_TASK TO COMPLETE_
Each entry below is to be printed verbatim.

══════════

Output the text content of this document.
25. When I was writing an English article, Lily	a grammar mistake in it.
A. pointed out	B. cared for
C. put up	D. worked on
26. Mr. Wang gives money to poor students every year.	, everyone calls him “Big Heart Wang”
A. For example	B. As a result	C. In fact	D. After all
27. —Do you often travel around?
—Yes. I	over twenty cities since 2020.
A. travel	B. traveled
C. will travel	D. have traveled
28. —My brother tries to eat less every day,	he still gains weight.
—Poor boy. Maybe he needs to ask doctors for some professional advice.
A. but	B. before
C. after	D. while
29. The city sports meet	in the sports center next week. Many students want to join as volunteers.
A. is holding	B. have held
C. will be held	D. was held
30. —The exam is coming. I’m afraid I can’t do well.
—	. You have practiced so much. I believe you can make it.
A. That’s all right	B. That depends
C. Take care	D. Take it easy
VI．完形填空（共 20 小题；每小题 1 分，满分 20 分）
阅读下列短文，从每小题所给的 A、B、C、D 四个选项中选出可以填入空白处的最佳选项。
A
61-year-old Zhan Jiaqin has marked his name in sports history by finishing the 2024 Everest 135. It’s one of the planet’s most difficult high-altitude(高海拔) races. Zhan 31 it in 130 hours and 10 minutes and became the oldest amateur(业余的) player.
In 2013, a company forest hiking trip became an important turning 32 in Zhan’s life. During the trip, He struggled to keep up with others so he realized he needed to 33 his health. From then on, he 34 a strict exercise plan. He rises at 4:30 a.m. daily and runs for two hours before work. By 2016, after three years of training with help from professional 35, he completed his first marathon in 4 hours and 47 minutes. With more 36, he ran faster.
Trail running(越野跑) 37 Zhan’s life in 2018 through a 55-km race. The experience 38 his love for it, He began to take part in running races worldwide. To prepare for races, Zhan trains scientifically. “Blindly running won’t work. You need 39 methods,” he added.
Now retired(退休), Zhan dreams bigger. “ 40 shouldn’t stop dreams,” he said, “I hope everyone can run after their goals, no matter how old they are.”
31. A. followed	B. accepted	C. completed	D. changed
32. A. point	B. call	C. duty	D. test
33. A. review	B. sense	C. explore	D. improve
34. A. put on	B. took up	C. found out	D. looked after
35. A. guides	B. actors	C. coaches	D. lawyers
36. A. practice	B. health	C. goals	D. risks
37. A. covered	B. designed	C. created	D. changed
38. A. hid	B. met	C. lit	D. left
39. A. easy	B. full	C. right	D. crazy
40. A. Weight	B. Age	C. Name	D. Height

══════════

_SOLUTION BELOW_
Output the text content of this document.
25. When I was writing an English article, Lily	a grammar mistake in it.
A. pointed out	B. cared for
C. put up	D. worked on
26. Mr. Wang gives money to poor students every year.	, everyone calls him “Big Heart Wang”
A. For example	B. As a result	C. In fact	D. After all
27. —Do you often travel around?
—Yes. I	over twenty cities since 2020.
A. travel	B. traveled
C. will travel	D. have traveled
28. —My brother tries to eat less every day,	he still gains weight.
—Poor boy. Maybe he needs to ask doctors for some professional advice.
A. but	B. before
C. after	D. while
29. The city sports meet	in the sports center next week. Many students want to join as volunteers.
A. is holding	B. have held
C. will be held	D. was held
30. —The exam is coming. I’m afraid I can’t do well.
—	. You have practiced so much. I believe you can make it.
A. That’s all right	B. That depends
C. Take care	D. Take it easy
VI．完形填空（共 20 小题；每小题 1 分，满分 20 分）
阅读下列短文，从每小题所给的 A、B、C、D 四个选项中选出可以填入空白处的最佳选项。
A
61-year-old Zhan Jiaqin has marked his name in sports history by finishing the 2024 Everest 135. It’s one of the planet’s most difficult high-altitude(高海拔) races. Zhan 31 it in 130 hours and 10 minutes and became the oldest amateur(业余的) player.
In 2013, a company forest hiking trip became an important turning 32 in Zhan’s life. During the trip, He struggled to keep up with others so he realized he needed to 33 his health. From then on, he 34 a strict exercise plan. He rises at 4:30 a.m. daily and runs for two hours before work. By 2016, after three years of training with help from professional 35, he completed his first marathon in 4 hours and 47 minutes. With more 36, he ran faster.
Trail running(越野跑) 37 Zhan’s life in 2018 through a 55-km race. The experience 38 his love for it, He began to take part in running races worldwide. To prepare for races, Zhan trains scientifically. “Blindly running won’t work. You need 39 methods,” he added.
Now retired(退休), Zhan dreams bigger. “ 40 shouldn’t stop dreams,” he said, “I hope everyone can run after their goals, no matter how old they are.”
31. A. followed	B. accepted	C. completed	D. changed
32. A. point	B. call	C. duty	D. test
33. A. review	B. sense	C. explore	D. improve
34. A. put on	B. took up	C. found out	D. looked after
35. A. guides	B. actors	C. coaches	D. lawyers
36. A. practice	B. health	C. goals	D. risks
37. A. covered	B. designed	C. created	D. changed
38. A. hid	B. met	C. lit	D. left
39. A. easy	B. full	C. right	D. crazy
40. A. Weight	B. Age	C. Name	D. Height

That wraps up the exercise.